== ITEMS ==
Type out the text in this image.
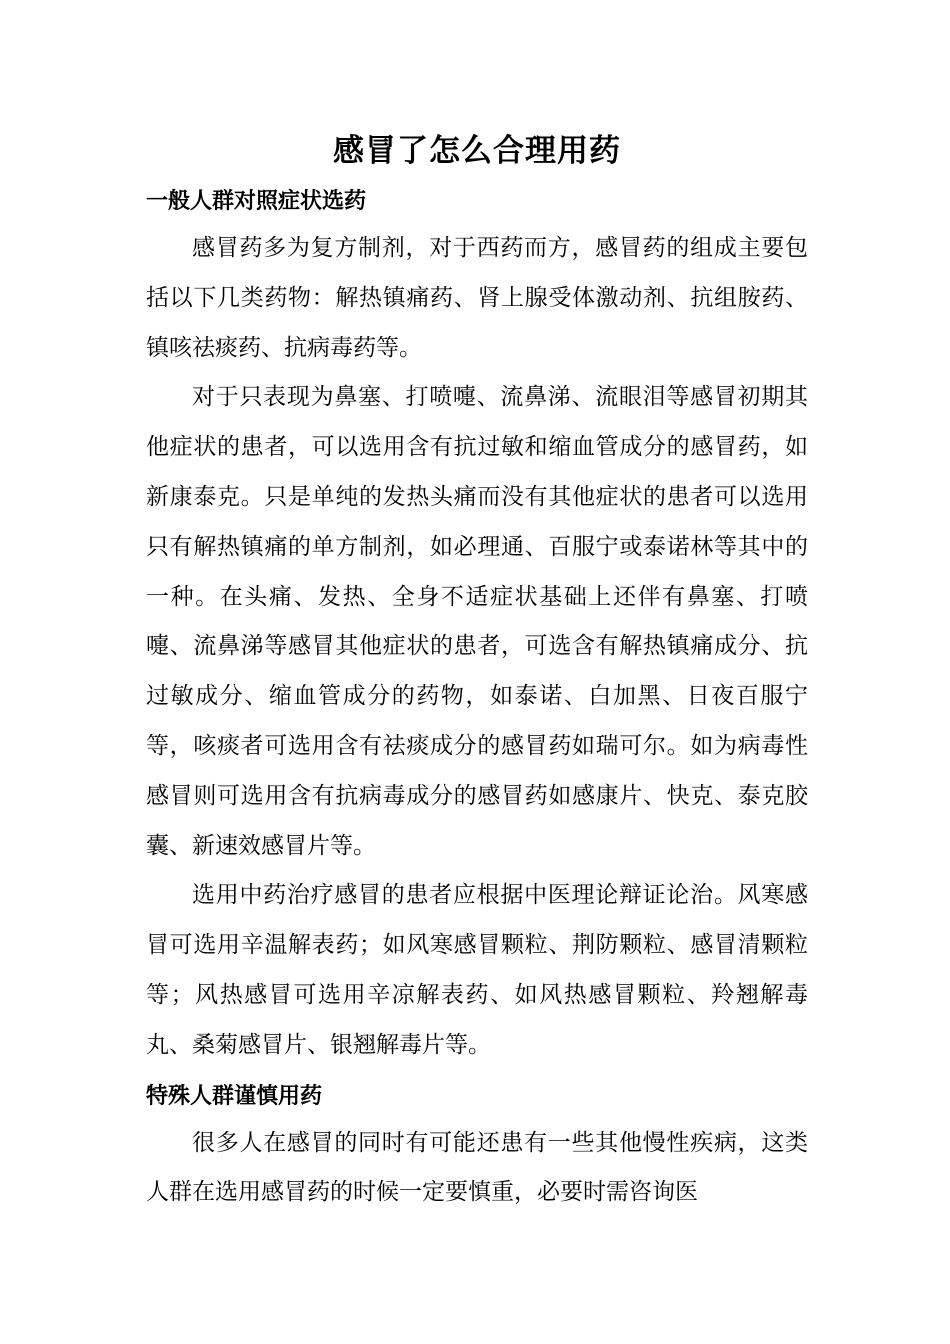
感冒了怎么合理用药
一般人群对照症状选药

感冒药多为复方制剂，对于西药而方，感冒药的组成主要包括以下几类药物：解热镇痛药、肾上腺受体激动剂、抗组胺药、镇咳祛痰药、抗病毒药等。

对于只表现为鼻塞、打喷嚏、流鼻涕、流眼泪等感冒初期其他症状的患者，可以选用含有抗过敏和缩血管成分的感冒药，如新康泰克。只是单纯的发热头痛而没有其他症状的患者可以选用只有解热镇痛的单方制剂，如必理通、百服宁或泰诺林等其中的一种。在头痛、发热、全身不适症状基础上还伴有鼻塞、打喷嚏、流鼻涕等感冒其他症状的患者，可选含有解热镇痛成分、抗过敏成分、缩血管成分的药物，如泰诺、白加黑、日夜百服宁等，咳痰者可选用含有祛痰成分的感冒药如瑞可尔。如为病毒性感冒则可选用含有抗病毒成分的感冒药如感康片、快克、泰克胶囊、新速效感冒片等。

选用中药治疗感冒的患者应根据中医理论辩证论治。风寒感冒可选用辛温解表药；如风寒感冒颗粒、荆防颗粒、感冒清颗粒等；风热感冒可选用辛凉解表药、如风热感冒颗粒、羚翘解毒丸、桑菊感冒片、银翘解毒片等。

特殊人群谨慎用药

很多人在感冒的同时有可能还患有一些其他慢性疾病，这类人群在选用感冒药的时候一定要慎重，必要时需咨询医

== DIRECTIONS FOR THIS TASK ==
Your task is to return the entries above exactly, with no pictures.

== RESULT OF THIS TASK ==
Type out the text in this image.
感冒了怎么合理用药
一般人群对照症状选药

感冒药多为复方制剂，对于西药而方，感冒药的组成主要包括以下几类药物：解热镇痛药、肾上腺受体激动剂、抗组胺药、镇咳祛痰药、抗病毒药等。

对于只表现为鼻塞、打喷嚏、流鼻涕、流眼泪等感冒初期其他症状的患者，可以选用含有抗过敏和缩血管成分的感冒药，如新康泰克。只是单纯的发热头痛而没有其他症状的患者可以选用只有解热镇痛的单方制剂，如必理通、百服宁或泰诺林等其中的一种。在头痛、发热、全身不适症状基础上还伴有鼻塞、打喷嚏、流鼻涕等感冒其他症状的患者，可选含有解热镇痛成分、抗过敏成分、缩血管成分的药物，如泰诺、白加黑、日夜百服宁等，咳痰者可选用含有祛痰成分的感冒药如瑞可尔。如为病毒性感冒则可选用含有抗病毒成分的感冒药如感康片、快克、泰克胶囊、新速效感冒片等。

选用中药治疗感冒的患者应根据中医理论辩证论治。风寒感冒可选用辛温解表药；如风寒感冒颗粒、荆防颗粒、感冒清颗粒等；风热感冒可选用辛凉解表药、如风热感冒颗粒、羚翘解毒丸、桑菊感冒片、银翘解毒片等。

特殊人群谨慎用药

很多人在感冒的同时有可能还患有一些其他慢性疾病，这类人群在选用感冒药的时候一定要慎重，必要时需咨询医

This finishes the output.